| EXERCISES TO COMPLETE |
a) Please answer these from the text on queued RFCs below, one answer per line, marked to match:
(i) Which function module sets the queue name before an Outbound qRFC is called?
(ii) For an inbound qRFC, what serves as the outbound queue name when none is specified?
(iii) On what is the serialization of qRFC LUWs based?
b) Reproduce, character for character, all of the records that follow the text on queued RFCs.

Like tRFCs, queued RFCs (qRFCs) are a an abstracted type of RFC call. They are not physical RFC calls like synchronous and asynchronous RFC calls. qRFCs are an extension on the tRFC framework, allowing one to serialize (i.e. set and enforce the order of execution) multiple tRFC LUWs. As such, qRFC calls use the same or similar framework function modules and tables as tRFC calls, as well as additional framework FMs and tables to track serialization and monitor resources.

Because qRFCs are an extension of tRFCs, I will be assuming the transactional RFCs page has been read before reading this page, and that the tRFC framework FMs and basis tables and their roles are well understood

Once you understand how the tRFC framework functions, most of the information you need to understand qRFCs is contained in the following help pages: - Queued Remote Function Call (qRFC)

As such, this page will be dedicated to emphasizing key concepts and connecting various examples of qRFC scenarios to the transactions, screens, traces, and records you would find in an ABAP AS system.

qRFC Concepts

qRFCs are classified by the direction in which they're processed. There are two classifications, Outbound and Inbound.

To call an Outbound qRFC, the syntax is the same, however, the outbound queue name has to be defined first by calling TRFC_SET_QUEUE_NAME

    EXPORTING QNAME = <queue_name>

    [DESTINATION <dest>]

To Call an Inbound qRFC, the inbound queue name must be set by first calling TRFC_SET_QIN_PROPERTIES

        QOUT_NAME = <queue_out_name>
        QIN_NAME = <queue_in_name>

    [DESTINATION <dest>]

(Note that the inbound qRFC is first placed in an outbound queue prior to being transferred to the destination; this is why the parameter QOUT_NAME is available here as well. If no outbound queue name is specified, QIN_NAME is also used as the outbound queue name.)

qRFC calls, in addition to sharing the same properties as tRFC calls, are assigned to queues using the TRFC_SET_QUEUE_NAME or TRFC_SET_QIN_PROPERTIES FMs.

qRFC LUWs share the same properties as tRFC LUWs, with the following exceptions: They...

  • Are guaranteed to be executed in a predictable order; i.e. Are serialized based on client, queue names, destination, and time stamp.

| RECORD EXTRACTS |
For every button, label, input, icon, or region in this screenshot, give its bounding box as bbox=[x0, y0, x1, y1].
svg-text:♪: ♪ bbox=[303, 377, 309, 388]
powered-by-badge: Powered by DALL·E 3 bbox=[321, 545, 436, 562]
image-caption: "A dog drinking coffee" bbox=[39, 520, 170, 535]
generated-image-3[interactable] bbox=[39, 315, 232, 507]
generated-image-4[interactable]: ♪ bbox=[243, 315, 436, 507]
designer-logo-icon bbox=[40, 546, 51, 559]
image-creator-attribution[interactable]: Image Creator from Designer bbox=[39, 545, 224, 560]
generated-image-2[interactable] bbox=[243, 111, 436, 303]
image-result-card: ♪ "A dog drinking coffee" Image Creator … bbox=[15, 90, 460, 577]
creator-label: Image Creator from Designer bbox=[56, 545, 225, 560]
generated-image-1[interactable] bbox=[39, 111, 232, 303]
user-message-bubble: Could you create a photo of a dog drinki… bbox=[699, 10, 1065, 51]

| SOLUTIONS PER TASK |
a)
(i) TRFC_SET_QUEUE_NAME
(ii) QIN_NAME
(iii) Client, queue names, destination, and time stamp

b)
For every button, label, input, icon, or region in this screenshot, give its bounding box as bbox=[x0, y0, x1, y1].
svg-text:♪: ♪ bbox=[303, 377, 309, 388]
powered-by-badge: Powered by DALL·E 3 bbox=[321, 545, 436, 562]
image-caption: "A dog drinking coffee" bbox=[39, 520, 170, 535]
generated-image-3[interactable] bbox=[39, 315, 232, 507]
generated-image-4[interactable]: ♪ bbox=[243, 315, 436, 507]
designer-logo-icon bbox=[40, 546, 51, 559]
image-creator-attribution[interactable]: Image Creator from Designer bbox=[39, 545, 224, 560]
generated-image-2[interactable] bbox=[243, 111, 436, 303]
image-result-card: ♪ "A dog drinking coffee" Image Creator … bbox=[15, 90, 460, 577]
creator-label: Image Creator from Designer bbox=[56, 545, 225, 560]
generated-image-1[interactable] bbox=[39, 111, 232, 303]
user-message-bubble: Could you create a photo of a dog drinki… bbox=[699, 10, 1065, 51]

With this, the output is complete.